§ GOAL
Output every line below without omitting or altering anything.

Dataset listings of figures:
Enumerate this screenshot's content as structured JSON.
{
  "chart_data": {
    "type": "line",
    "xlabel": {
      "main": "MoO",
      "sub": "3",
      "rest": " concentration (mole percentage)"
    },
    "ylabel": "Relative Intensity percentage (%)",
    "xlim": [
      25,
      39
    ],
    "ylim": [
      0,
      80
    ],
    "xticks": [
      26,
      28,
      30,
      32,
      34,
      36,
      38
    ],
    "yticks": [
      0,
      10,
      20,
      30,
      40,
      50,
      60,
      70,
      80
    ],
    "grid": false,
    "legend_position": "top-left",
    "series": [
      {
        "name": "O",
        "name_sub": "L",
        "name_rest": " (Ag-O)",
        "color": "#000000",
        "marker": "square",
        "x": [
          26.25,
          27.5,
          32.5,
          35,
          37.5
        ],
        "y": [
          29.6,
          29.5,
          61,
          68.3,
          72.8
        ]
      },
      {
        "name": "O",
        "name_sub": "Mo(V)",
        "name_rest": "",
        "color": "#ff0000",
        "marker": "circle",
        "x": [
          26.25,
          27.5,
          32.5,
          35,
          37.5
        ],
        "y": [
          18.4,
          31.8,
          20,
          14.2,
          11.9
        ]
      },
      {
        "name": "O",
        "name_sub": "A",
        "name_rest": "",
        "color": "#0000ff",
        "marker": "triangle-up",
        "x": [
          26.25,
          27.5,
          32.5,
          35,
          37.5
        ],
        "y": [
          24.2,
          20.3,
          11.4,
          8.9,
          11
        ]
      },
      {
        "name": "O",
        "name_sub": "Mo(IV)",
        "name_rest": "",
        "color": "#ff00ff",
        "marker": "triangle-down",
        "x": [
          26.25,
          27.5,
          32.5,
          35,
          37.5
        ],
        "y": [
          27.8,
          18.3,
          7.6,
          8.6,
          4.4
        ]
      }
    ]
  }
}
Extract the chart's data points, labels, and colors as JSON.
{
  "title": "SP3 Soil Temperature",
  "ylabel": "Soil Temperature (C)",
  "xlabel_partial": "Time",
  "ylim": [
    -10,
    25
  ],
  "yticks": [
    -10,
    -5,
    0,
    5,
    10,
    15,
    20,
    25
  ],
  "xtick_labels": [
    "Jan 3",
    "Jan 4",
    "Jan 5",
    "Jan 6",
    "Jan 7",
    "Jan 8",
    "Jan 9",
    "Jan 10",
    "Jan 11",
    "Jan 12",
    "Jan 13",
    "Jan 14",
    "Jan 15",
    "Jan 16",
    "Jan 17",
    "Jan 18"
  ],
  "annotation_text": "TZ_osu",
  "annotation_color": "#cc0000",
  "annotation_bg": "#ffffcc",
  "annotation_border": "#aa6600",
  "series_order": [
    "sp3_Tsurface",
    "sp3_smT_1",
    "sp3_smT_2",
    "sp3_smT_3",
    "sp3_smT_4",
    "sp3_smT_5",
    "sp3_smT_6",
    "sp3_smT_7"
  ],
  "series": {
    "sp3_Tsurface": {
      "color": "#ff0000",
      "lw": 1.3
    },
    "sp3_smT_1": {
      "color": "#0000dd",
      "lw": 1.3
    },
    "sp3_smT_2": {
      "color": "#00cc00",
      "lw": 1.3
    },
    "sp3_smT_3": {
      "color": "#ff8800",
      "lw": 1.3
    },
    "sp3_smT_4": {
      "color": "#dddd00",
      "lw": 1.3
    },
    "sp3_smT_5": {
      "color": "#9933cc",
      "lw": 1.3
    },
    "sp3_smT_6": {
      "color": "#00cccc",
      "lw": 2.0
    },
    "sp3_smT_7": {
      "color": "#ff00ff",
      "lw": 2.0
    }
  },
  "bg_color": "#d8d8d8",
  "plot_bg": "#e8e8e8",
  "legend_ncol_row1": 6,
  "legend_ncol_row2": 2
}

§ ANSWER TO THE EXERCISE
Enumerate this screenshot's content as structured JSON.
{
  "chart_data": {
    "type": "line",
    "xlabel": {
      "main": "MoO",
      "sub": "3",
      "rest": " concentration (mole percentage)"
    },
    "ylabel": "Relative Intensity percentage (%)",
    "xlim": [
      25,
      39
    ],
    "ylim": [
      0,
      80
    ],
    "xticks": [
      26,
      28,
      30,
      32,
      34,
      36,
      38
    ],
    "yticks": [
      0,
      10,
      20,
      30,
      40,
      50,
      60,
      70,
      80
    ],
    "grid": false,
    "legend_position": "top-left",
    "series": [
      {
        "name": "O",
        "name_sub": "L",
        "name_rest": " (Ag-O)",
        "color": "#000000",
        "marker": "square",
        "x": [
          26.25,
          27.5,
          32.5,
          35,
          37.5
        ],
        "y": [
          29.6,
          29.5,
          61,
          68.3,
          72.8
        ]
      },
      {
        "name": "O",
        "name_sub": "Mo(V)",
        "name_rest": "",
        "color": "#ff0000",
        "marker": "circle",
        "x": [
          26.25,
          27.5,
          32.5,
          35,
          37.5
        ],
        "y": [
          18.4,
          31.8,
          20,
          14.2,
          11.9
        ]
      },
      {
        "name": "O",
        "name_sub": "A",
        "name_rest": "",
        "color": "#0000ff",
        "marker": "triangle-up",
        "x": [
          26.25,
          27.5,
          32.5,
          35,
          37.5
        ],
        "y": [
          24.2,
          20.3,
          11.4,
          8.9,
          11
        ]
      },
      {
        "name": "O",
        "name_sub": "Mo(IV)",
        "name_rest": "",
        "color": "#ff00ff",
        "marker": "triangle-down",
        "x": [
          26.25,
          27.5,
          32.5,
          35,
          37.5
        ],
        "y": [
          27.8,
          18.3,
          7.6,
          8.6,
          4.4
        ]
      }
    ]
  }
}
Extract the chart's data points, labels, and colors as JSON.
{
  "title": "SP3 Soil Temperature",
  "ylabel": "Soil Temperature (C)",
  "xlabel_partial": "Time",
  "ylim": [
    -10,
    25
  ],
  "yticks": [
    -10,
    -5,
    0,
    5,
    10,
    15,
    20,
    25
  ],
  "xtick_labels": [
    "Jan 3",
    "Jan 4",
    "Jan 5",
    "Jan 6",
    "Jan 7",
    "Jan 8",
    "Jan 9",
    "Jan 10",
    "Jan 11",
    "Jan 12",
    "Jan 13",
    "Jan 14",
    "Jan 15",
    "Jan 16",
    "Jan 17",
    "Jan 18"
  ],
  "annotation_text": "TZ_osu",
  "annotation_color": "#cc0000",
  "annotation_bg": "#ffffcc",
  "annotation_border": "#aa6600",
  "series_order": [
    "sp3_Tsurface",
    "sp3_smT_1",
    "sp3_smT_2",
    "sp3_smT_3",
    "sp3_smT_4",
    "sp3_smT_5",
    "sp3_smT_6",
    "sp3_smT_7"
  ],
  "series": {
    "sp3_Tsurface": {
      "color": "#ff0000",
      "lw": 1.3
    },
    "sp3_smT_1": {
      "color": "#0000dd",
      "lw": 1.3
    },
    "sp3_smT_2": {
      "color": "#00cc00",
      "lw": 1.3
    },
    "sp3_smT_3": {
      "color": "#ff8800",
      "lw": 1.3
    },
    "sp3_smT_4": {
      "color": "#dddd00",
      "lw": 1.3
    },
    "sp3_smT_5": {
      "color": "#9933cc",
      "lw": 1.3
    },
    "sp3_smT_6": {
      "color": "#00cccc",
      "lw": 2.0
    },
    "sp3_smT_7": {
      "color": "#ff00ff",
      "lw": 2.0
    }
  },
  "bg_color": "#d8d8d8",
  "plot_bg": "#e8e8e8",
  "legend_ncol_row1": 6,
  "legend_ncol_row2": 2
}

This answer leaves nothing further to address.